— begin Given information —

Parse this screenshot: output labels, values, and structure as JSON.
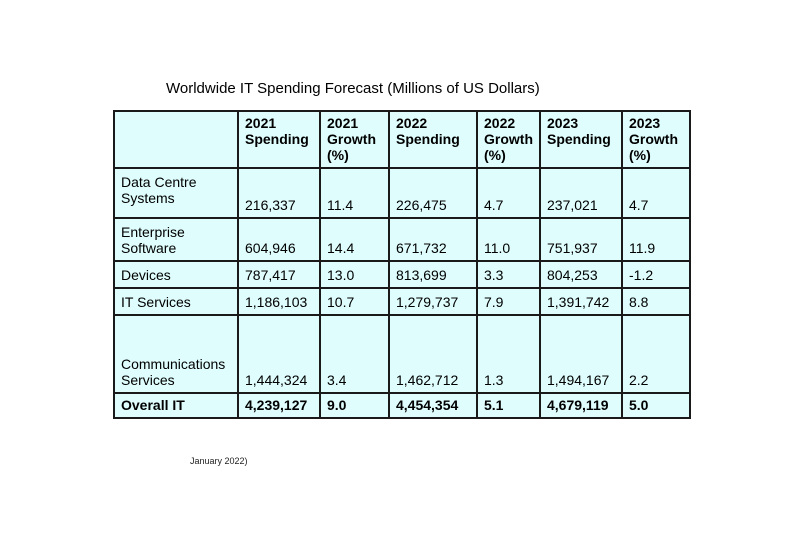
{
  "title": "Worldwide IT Spending Forecast (Millions of US Dollars)",
  "table": {
    "headers": [
      "",
      "2021\nSpending",
      "2021\nGrowth\n(%)",
      "2022\nSpending",
      "2022\nGrowth\n(%)",
      "2023\nSpending",
      "2023\nGrowth\n(%)"
    ],
    "rows": [
      [
        "Data Centre\nSystems",
        "216,337",
        "11.4",
        "226,475",
        "4.7",
        "237,021",
        "4.7"
      ],
      [
        "Enterprise\nSoftware",
        "604,946",
        "14.4",
        "671,732",
        "11.0",
        "751,937",
        "11.9"
      ],
      [
        "Devices",
        "787,417",
        "13.0",
        "813,699",
        "3.3",
        "804,253",
        "-1.2"
      ],
      [
        "IT Services",
        "1,186,103",
        "10.7",
        "1,279,737",
        "7.9",
        "1,391,742",
        "8.8"
      ],
      [
        "Communications\nServices",
        "1,444,324",
        "3.4",
        "1,462,712",
        "1.3",
        "1,494,167",
        "2.2"
      ],
      [
        "Overall IT",
        "4,239,127",
        "9.0",
        "4,454,354",
        "5.1",
        "4,679,119",
        "5.0"
      ]
    ]
  },
  "source_note": "January 2022)"
}
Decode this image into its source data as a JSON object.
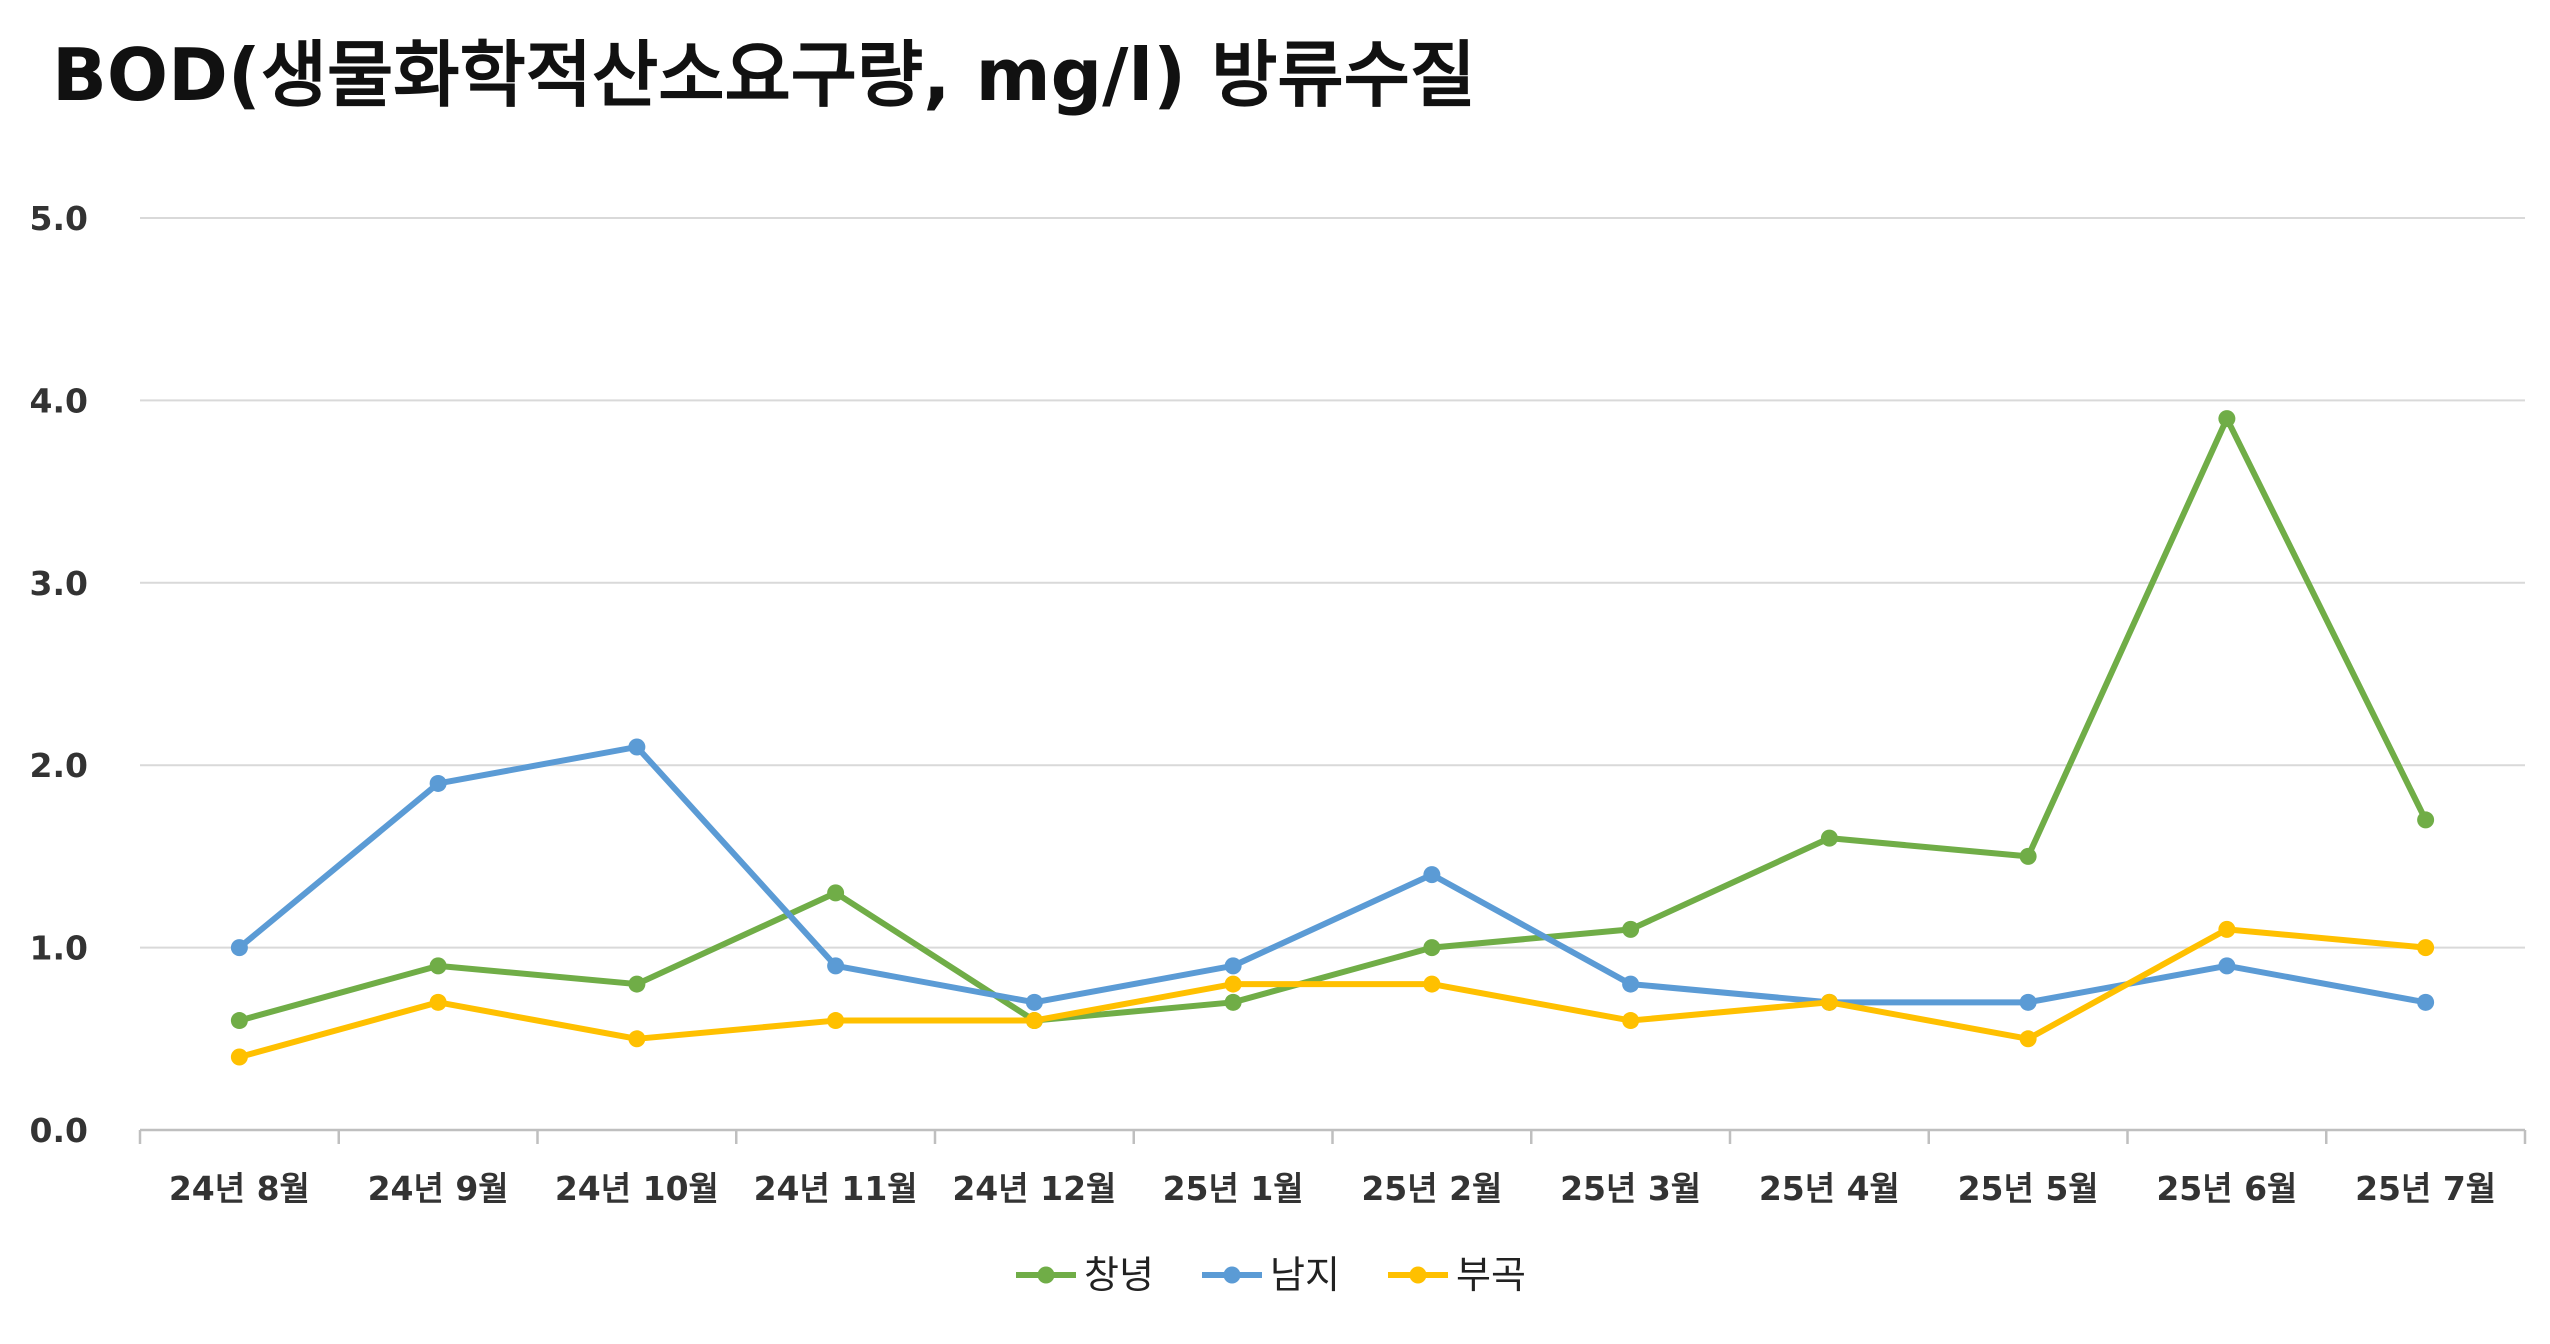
{
  "chart_data": {
    "type": "line",
    "title": "BOD(생물화학적산소요구량, mg/l) 방류수질",
    "xlabel": "",
    "ylabel": "",
    "categories": [
      "24년 8월",
      "24년 9월",
      "24년 10월",
      "24년 11월",
      "24년 12월",
      "25년 1월",
      "25년 2월",
      "25년 3월",
      "25년 4월",
      "25년 5월",
      "25년 6월",
      "25년 7월"
    ],
    "ylim": [
      0,
      5
    ],
    "yticks": [
      "0.0",
      "1.0",
      "2.0",
      "3.0",
      "4.0",
      "5.0"
    ],
    "grid": true,
    "legend_position": "bottom",
    "series": [
      {
        "name": "창녕",
        "color": "#70ad47",
        "values": [
          0.6,
          0.9,
          0.8,
          1.3,
          0.6,
          0.7,
          1.0,
          1.1,
          1.6,
          1.5,
          3.9,
          1.7
        ]
      },
      {
        "name": "남지",
        "color": "#5b9bd5",
        "values": [
          1.0,
          1.9,
          2.1,
          0.9,
          0.7,
          0.9,
          1.4,
          0.8,
          0.7,
          0.7,
          0.9,
          0.7
        ]
      },
      {
        "name": "부곡",
        "color": "#ffc000",
        "values": [
          0.4,
          0.7,
          0.5,
          0.6,
          0.6,
          0.8,
          0.8,
          0.6,
          0.7,
          0.5,
          1.1,
          1.0
        ]
      }
    ]
  }
}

— end Given information —

* [Work to be completed]:
The entries above are to be returned exactly, without their pictures.

* [Task answer]:
Parse this screenshot: output labels, values, and structure as JSON.
{
  "title": "Worldwide IT Spending Forecast (Millions of US Dollars)",
  "table": {
    "headers": [
      "",
      "2021\nSpending",
      "2021\nGrowth\n(%)",
      "2022\nSpending",
      "2022\nGrowth\n(%)",
      "2023\nSpending",
      "2023\nGrowth\n(%)"
    ],
    "rows": [
      [
        "Data Centre\nSystems",
        "216,337",
        "11.4",
        "226,475",
        "4.7",
        "237,021",
        "4.7"
      ],
      [
        "Enterprise\nSoftware",
        "604,946",
        "14.4",
        "671,732",
        "11.0",
        "751,937",
        "11.9"
      ],
      [
        "Devices",
        "787,417",
        "13.0",
        "813,699",
        "3.3",
        "804,253",
        "-1.2"
      ],
      [
        "IT Services",
        "1,186,103",
        "10.7",
        "1,279,737",
        "7.9",
        "1,391,742",
        "8.8"
      ],
      [
        "Communications\nServices",
        "1,444,324",
        "3.4",
        "1,462,712",
        "1.3",
        "1,494,167",
        "2.2"
      ],
      [
        "Overall IT",
        "4,239,127",
        "9.0",
        "4,454,354",
        "5.1",
        "4,679,119",
        "5.0"
      ]
    ]
  },
  "source_note": "January 2022)"
}
Decode this image into its source data as a JSON object.
{
  "chart_data": {
    "type": "line",
    "title": "BOD(생물화학적산소요구량, mg/l) 방류수질",
    "xlabel": "",
    "ylabel": "",
    "categories": [
      "24년 8월",
      "24년 9월",
      "24년 10월",
      "24년 11월",
      "24년 12월",
      "25년 1월",
      "25년 2월",
      "25년 3월",
      "25년 4월",
      "25년 5월",
      "25년 6월",
      "25년 7월"
    ],
    "ylim": [
      0,
      5
    ],
    "yticks": [
      "0.0",
      "1.0",
      "2.0",
      "3.0",
      "4.0",
      "5.0"
    ],
    "grid": true,
    "legend_position": "bottom",
    "series": [
      {
        "name": "창녕",
        "color": "#70ad47",
        "values": [
          0.6,
          0.9,
          0.8,
          1.3,
          0.6,
          0.7,
          1.0,
          1.1,
          1.6,
          1.5,
          3.9,
          1.7
        ]
      },
      {
        "name": "남지",
        "color": "#5b9bd5",
        "values": [
          1.0,
          1.9,
          2.1,
          0.9,
          0.7,
          0.9,
          1.4,
          0.8,
          0.7,
          0.7,
          0.9,
          0.7
        ]
      },
      {
        "name": "부곡",
        "color": "#ffc000",
        "values": [
          0.4,
          0.7,
          0.5,
          0.6,
          0.6,
          0.8,
          0.8,
          0.6,
          0.7,
          0.5,
          1.1,
          1.0
        ]
      }
    ]
  }
}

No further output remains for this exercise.